Given instruction. The listing below should be copied in full, word for word.

(Records from a collection)
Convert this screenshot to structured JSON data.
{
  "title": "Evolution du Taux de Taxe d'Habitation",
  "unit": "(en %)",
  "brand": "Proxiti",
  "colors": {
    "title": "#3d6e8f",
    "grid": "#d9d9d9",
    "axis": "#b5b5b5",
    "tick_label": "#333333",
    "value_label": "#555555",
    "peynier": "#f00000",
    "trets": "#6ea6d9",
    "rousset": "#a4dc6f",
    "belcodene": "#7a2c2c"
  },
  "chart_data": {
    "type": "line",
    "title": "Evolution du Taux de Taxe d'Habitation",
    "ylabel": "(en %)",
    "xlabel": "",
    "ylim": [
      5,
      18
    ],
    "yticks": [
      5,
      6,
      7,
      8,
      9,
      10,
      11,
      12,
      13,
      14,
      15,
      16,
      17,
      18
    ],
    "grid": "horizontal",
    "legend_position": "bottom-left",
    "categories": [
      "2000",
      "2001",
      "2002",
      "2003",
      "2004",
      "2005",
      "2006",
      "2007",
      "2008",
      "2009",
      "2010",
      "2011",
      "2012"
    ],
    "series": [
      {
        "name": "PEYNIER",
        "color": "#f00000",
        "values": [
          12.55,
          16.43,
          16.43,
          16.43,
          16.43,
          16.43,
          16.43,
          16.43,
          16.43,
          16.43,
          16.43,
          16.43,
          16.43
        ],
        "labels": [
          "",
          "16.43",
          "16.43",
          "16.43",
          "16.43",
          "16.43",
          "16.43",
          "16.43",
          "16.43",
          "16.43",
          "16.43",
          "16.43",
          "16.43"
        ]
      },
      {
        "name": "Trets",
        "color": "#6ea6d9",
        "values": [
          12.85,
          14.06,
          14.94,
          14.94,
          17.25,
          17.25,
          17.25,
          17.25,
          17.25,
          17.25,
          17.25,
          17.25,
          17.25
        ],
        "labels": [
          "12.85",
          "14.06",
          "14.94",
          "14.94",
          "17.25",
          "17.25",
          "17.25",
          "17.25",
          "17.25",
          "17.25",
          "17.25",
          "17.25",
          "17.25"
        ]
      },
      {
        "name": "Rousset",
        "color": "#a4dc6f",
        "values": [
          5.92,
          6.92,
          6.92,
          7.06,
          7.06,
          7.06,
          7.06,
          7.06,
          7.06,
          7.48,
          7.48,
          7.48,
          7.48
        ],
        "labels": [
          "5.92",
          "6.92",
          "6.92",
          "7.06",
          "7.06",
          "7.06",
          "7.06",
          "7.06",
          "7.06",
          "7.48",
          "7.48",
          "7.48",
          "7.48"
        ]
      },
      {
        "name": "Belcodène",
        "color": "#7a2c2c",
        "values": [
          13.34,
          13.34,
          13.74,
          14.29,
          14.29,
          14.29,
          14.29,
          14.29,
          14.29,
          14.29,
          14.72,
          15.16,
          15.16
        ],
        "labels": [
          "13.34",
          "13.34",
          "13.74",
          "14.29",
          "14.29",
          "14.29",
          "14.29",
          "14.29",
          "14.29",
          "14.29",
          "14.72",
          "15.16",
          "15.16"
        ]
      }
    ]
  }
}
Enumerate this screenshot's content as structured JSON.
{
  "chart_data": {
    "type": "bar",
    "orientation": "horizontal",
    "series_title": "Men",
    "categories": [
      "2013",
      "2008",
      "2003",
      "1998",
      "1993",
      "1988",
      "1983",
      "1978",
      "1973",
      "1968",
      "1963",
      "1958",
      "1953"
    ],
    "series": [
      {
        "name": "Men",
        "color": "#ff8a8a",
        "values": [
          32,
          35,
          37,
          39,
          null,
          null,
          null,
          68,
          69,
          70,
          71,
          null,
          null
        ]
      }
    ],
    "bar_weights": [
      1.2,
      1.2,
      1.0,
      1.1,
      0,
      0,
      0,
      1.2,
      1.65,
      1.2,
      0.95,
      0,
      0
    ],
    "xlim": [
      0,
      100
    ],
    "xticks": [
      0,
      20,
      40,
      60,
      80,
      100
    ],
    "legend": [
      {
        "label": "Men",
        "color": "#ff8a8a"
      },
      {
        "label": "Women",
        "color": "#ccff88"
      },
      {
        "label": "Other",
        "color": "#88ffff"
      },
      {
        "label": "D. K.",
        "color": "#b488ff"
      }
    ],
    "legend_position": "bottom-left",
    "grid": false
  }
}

Output.
Convert this screenshot to structured JSON data.
{
  "title": "Evolution du Taux de Taxe d'Habitation",
  "unit": "(en %)",
  "brand": "Proxiti",
  "colors": {
    "title": "#3d6e8f",
    "grid": "#d9d9d9",
    "axis": "#b5b5b5",
    "tick_label": "#333333",
    "value_label": "#555555",
    "peynier": "#f00000",
    "trets": "#6ea6d9",
    "rousset": "#a4dc6f",
    "belcodene": "#7a2c2c"
  },
  "chart_data": {
    "type": "line",
    "title": "Evolution du Taux de Taxe d'Habitation",
    "ylabel": "(en %)",
    "xlabel": "",
    "ylim": [
      5,
      18
    ],
    "yticks": [
      5,
      6,
      7,
      8,
      9,
      10,
      11,
      12,
      13,
      14,
      15,
      16,
      17,
      18
    ],
    "grid": "horizontal",
    "legend_position": "bottom-left",
    "categories": [
      "2000",
      "2001",
      "2002",
      "2003",
      "2004",
      "2005",
      "2006",
      "2007",
      "2008",
      "2009",
      "2010",
      "2011",
      "2012"
    ],
    "series": [
      {
        "name": "PEYNIER",
        "color": "#f00000",
        "values": [
          12.55,
          16.43,
          16.43,
          16.43,
          16.43,
          16.43,
          16.43,
          16.43,
          16.43,
          16.43,
          16.43,
          16.43,
          16.43
        ],
        "labels": [
          "",
          "16.43",
          "16.43",
          "16.43",
          "16.43",
          "16.43",
          "16.43",
          "16.43",
          "16.43",
          "16.43",
          "16.43",
          "16.43",
          "16.43"
        ]
      },
      {
        "name": "Trets",
        "color": "#6ea6d9",
        "values": [
          12.85,
          14.06,
          14.94,
          14.94,
          17.25,
          17.25,
          17.25,
          17.25,
          17.25,
          17.25,
          17.25,
          17.25,
          17.25
        ],
        "labels": [
          "12.85",
          "14.06",
          "14.94",
          "14.94",
          "17.25",
          "17.25",
          "17.25",
          "17.25",
          "17.25",
          "17.25",
          "17.25",
          "17.25",
          "17.25"
        ]
      },
      {
        "name": "Rousset",
        "color": "#a4dc6f",
        "values": [
          5.92,
          6.92,
          6.92,
          7.06,
          7.06,
          7.06,
          7.06,
          7.06,
          7.06,
          7.48,
          7.48,
          7.48,
          7.48
        ],
        "labels": [
          "5.92",
          "6.92",
          "6.92",
          "7.06",
          "7.06",
          "7.06",
          "7.06",
          "7.06",
          "7.06",
          "7.48",
          "7.48",
          "7.48",
          "7.48"
        ]
      },
      {
        "name": "Belcodène",
        "color": "#7a2c2c",
        "values": [
          13.34,
          13.34,
          13.74,
          14.29,
          14.29,
          14.29,
          14.29,
          14.29,
          14.29,
          14.29,
          14.72,
          15.16,
          15.16
        ],
        "labels": [
          "13.34",
          "13.34",
          "13.74",
          "14.29",
          "14.29",
          "14.29",
          "14.29",
          "14.29",
          "14.29",
          "14.29",
          "14.72",
          "15.16",
          "15.16"
        ]
      }
    ]
  }
}
Enumerate this screenshot's content as structured JSON.
{
  "chart_data": {
    "type": "bar",
    "orientation": "horizontal",
    "series_title": "Men",
    "categories": [
      "2013",
      "2008",
      "2003",
      "1998",
      "1993",
      "1988",
      "1983",
      "1978",
      "1973",
      "1968",
      "1963",
      "1958",
      "1953"
    ],
    "series": [
      {
        "name": "Men",
        "color": "#ff8a8a",
        "values": [
          32,
          35,
          37,
          39,
          null,
          null,
          null,
          68,
          69,
          70,
          71,
          null,
          null
        ]
      }
    ],
    "bar_weights": [
      1.2,
      1.2,
      1.0,
      1.1,
      0,
      0,
      0,
      1.2,
      1.65,
      1.2,
      0.95,
      0,
      0
    ],
    "xlim": [
      0,
      100
    ],
    "xticks": [
      0,
      20,
      40,
      60,
      80,
      100
    ],
    "legend": [
      {
        "label": "Men",
        "color": "#ff8a8a"
      },
      {
        "label": "Women",
        "color": "#ccff88"
      },
      {
        "label": "Other",
        "color": "#88ffff"
      },
      {
        "label": "D. K.",
        "color": "#b488ff"
      }
    ],
    "legend_position": "bottom-left",
    "grid": false
  }
}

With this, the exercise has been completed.